▸ Exercise aim: Provide an exact transcription of all the records.

▸ Source records:
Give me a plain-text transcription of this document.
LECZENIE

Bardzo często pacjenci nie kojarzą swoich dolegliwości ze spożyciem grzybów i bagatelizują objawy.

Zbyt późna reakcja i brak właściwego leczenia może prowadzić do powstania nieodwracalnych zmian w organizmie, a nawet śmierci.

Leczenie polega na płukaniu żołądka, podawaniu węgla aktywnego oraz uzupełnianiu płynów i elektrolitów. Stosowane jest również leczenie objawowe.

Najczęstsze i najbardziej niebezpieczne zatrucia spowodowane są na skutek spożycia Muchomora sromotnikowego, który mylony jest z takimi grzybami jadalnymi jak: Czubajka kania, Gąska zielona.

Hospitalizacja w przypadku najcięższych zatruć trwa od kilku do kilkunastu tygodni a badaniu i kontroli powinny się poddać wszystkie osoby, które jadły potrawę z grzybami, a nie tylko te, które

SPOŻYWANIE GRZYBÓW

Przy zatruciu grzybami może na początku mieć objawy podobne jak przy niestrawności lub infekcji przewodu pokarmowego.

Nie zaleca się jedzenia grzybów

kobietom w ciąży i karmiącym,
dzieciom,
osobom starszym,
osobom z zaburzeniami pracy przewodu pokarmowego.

▸ Solution for this task:
Give me a plain-text transcription of this document.
LECZENIE

Bardzo często pacjenci nie kojarzą swoich dolegliwości ze spożyciem grzybów i bagatelizują objawy.

Zbyt późna reakcja i brak właściwego leczenia może prowadzić do powstania nieodwracalnych zmian w organizmie, a nawet śmierci.

Leczenie polega na płukaniu żołądka, podawaniu węgla aktywnego oraz uzupełnianiu płynów i elektrolitów. Stosowane jest również leczenie objawowe.

Najczęstsze i najbardziej niebezpieczne zatrucia spowodowane są na skutek spożycia Muchomora sromotnikowego, który mylony jest z takimi grzybami jadalnymi jak: Czubajka kania, Gąska zielona.

Hospitalizacja w przypadku najcięższych zatruć trwa od kilku do kilkunastu tygodni a badaniu i kontroli powinny się poddać wszystkie osoby, które jadły potrawę z grzybami, a nie tylko te, które

SPOŻYWANIE GRZYBÓW

Przy zatruciu grzybami może na początku mieć objawy podobne jak przy niestrawności lub infekcji przewodu pokarmowego.

Nie zaleca się jedzenia grzybów

kobietom w ciąży i karmiącym,
dzieciom,
osobom starszym,
osobom z zaburzeniami pracy przewodu pokarmowego.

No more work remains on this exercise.